Monday, April 4, 2011

Real Girls Aren't Perfect. Perfect Girls Aren't Real.

Now more and more I'm realizing how unimportant it is that I'm perfect. I don't have to be thin or healthy. I don't have to be wonderful at everything I do. I don't have to be perfect. Everyone's vision of what "perfect" looks like is different. I want to be striving to be the best version of me. Christ is perfect. Christ is perfect in me. It doesn't matter what the world thinks perfect should be, because they'll see Christs perfection through me. What does that look like? I don't know...but I think that it's a truth that I need to live by.

As for my weight loss journey...
I've been watching some Biggest Loser and there's this guy who said that his struggle was night time. It was when he would go astray with his food habits. He wouldn't get enough sleep and that added to the stresses in life. So he was suddenly sinking into a whole and downward cycle. So then during the day when he would work out and eat healthy, it was worth nothing because he was ruining it every night. I struggle with this. I have healthy food, but if I just keep eating it then its no longer healthy for me. I also don't exactly sleep a lot when I should. So these are things that I need to change.

Information shown:

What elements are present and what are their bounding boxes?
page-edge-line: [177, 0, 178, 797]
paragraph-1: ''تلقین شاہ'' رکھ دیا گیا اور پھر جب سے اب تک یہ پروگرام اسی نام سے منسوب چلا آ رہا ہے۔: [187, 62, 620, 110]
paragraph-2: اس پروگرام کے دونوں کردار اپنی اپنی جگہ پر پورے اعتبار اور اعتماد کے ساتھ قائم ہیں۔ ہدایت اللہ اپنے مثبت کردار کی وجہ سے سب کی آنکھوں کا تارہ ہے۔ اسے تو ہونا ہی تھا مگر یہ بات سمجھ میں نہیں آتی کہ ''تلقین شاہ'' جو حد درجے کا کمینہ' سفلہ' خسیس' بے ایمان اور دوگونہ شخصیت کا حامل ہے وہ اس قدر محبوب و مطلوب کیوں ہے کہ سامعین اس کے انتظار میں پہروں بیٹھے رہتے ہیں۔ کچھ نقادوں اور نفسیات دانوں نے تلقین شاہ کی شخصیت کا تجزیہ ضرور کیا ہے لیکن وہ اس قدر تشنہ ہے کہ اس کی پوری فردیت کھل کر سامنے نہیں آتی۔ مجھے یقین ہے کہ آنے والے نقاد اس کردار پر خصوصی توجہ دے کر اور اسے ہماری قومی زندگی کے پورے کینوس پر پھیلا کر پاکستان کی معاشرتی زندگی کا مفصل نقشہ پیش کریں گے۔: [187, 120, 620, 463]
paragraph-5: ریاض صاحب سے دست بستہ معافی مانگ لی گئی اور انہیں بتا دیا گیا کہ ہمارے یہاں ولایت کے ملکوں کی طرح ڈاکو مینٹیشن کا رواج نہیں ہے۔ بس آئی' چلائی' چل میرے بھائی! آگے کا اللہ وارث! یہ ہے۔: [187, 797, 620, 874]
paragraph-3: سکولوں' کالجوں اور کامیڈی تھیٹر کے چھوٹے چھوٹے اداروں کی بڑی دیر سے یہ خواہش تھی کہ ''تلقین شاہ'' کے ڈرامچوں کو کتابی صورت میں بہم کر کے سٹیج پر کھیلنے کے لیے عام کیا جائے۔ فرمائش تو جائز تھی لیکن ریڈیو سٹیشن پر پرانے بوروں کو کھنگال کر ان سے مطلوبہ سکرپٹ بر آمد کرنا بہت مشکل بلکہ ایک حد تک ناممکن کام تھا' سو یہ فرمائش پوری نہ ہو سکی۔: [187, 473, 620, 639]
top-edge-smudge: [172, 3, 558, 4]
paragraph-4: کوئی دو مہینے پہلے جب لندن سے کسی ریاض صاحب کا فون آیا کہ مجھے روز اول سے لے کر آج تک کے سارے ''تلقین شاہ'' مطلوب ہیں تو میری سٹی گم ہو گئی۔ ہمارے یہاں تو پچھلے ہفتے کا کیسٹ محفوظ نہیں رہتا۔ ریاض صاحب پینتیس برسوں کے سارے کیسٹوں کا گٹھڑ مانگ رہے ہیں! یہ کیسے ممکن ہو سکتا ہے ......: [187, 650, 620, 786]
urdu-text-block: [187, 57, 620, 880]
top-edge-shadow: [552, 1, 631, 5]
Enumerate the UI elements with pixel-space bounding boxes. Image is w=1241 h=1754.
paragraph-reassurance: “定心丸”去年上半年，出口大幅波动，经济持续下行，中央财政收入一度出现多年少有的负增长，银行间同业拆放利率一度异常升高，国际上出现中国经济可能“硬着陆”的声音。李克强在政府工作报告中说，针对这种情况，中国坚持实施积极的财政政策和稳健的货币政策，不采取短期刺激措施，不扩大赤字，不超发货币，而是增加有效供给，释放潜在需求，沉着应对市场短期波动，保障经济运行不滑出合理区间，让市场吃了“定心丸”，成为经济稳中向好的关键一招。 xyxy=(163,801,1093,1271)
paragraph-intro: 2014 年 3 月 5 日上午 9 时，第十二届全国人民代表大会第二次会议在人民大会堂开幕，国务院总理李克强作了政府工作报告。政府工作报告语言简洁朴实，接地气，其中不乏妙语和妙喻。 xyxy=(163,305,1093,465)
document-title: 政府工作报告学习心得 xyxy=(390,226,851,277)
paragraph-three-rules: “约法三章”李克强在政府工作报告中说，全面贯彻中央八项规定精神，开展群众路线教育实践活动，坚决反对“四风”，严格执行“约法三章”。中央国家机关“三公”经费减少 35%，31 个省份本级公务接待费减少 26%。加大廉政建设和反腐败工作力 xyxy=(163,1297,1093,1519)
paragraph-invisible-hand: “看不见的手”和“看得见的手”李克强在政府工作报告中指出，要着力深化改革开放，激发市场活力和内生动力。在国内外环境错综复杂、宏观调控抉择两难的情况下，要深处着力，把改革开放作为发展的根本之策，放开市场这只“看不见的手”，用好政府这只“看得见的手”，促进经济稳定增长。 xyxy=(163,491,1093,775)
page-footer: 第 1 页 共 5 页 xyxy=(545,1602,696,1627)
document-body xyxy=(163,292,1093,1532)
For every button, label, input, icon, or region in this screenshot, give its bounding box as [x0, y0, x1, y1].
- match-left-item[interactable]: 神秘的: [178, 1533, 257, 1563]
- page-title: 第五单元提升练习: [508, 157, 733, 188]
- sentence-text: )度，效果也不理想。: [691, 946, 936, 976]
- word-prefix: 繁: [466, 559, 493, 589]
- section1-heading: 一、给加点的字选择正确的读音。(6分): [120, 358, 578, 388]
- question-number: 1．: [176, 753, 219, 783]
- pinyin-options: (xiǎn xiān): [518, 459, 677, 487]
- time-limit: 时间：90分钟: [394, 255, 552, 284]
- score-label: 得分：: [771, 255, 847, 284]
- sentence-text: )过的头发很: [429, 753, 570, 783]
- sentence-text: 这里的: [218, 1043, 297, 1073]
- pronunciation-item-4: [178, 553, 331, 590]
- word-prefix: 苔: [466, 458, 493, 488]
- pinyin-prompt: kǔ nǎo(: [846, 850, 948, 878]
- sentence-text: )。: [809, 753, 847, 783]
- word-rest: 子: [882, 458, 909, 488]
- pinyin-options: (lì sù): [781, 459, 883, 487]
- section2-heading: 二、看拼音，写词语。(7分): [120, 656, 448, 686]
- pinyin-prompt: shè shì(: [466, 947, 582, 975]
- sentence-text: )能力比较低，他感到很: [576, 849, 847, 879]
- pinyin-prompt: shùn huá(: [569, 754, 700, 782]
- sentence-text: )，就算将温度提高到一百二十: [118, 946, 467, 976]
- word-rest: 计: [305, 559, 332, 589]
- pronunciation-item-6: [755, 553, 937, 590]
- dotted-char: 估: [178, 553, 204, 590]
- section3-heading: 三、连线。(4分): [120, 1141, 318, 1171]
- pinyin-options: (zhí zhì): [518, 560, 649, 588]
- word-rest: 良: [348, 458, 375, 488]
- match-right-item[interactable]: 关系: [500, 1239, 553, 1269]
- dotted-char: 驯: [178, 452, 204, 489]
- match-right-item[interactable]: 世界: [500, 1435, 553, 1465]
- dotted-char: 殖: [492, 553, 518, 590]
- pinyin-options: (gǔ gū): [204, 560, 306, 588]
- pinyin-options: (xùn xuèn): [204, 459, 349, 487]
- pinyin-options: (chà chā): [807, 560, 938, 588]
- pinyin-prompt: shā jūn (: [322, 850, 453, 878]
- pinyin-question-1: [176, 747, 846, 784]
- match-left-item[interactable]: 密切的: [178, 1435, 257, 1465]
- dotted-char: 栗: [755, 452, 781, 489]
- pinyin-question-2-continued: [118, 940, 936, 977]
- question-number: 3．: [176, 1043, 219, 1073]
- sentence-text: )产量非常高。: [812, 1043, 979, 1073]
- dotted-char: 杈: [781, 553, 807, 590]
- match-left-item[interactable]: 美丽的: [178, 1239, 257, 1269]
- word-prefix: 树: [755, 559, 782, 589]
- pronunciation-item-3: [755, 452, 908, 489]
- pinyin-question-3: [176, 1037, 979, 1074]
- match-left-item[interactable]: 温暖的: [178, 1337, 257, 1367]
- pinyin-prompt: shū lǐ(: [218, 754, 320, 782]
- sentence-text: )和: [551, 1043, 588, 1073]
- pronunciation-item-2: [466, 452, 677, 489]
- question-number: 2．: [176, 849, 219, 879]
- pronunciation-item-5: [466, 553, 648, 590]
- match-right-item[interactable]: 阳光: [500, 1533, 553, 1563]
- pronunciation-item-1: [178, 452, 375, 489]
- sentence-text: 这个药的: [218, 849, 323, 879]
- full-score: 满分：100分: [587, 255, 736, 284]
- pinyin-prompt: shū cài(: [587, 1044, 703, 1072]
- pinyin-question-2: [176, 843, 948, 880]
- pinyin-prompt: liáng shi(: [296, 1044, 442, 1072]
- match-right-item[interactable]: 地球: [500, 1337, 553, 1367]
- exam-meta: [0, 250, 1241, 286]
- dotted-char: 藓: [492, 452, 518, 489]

Required tasks:
#1 In the blog post about perfection and weight loss, what time of day did the man on Biggest Loser call his struggle?
#2 List every quality that the writer of the blog post about perfection and weight loss says they don't have to be.
#3 Continue the blog post about perfection and weight loss from its last sentence.

Replies:
#1 Night time.

#2
- Thin
- Healthy
- Wonderful at everything they do
- Perfect

#3
Its so hard to be making all these changes and keep up with everything else that's around me. I don't in any way want to stop striving to lose weight, but because this is the last month of the semester, it isn't going to be a little bit lower on my priority list. God gives me my every breath and my every day. I'm going to be focusing on my studies and work. I need to up my GPA, so this is really where my priorities need to lie. So I'm still going to be working out, but I wont be making as much of my own food. It really does consume a lot of my time. The library and I are goign to be working on our relationship. We'll be spending a lot of time together for the next few weeks. So if you can find me...thats where I'll probably be.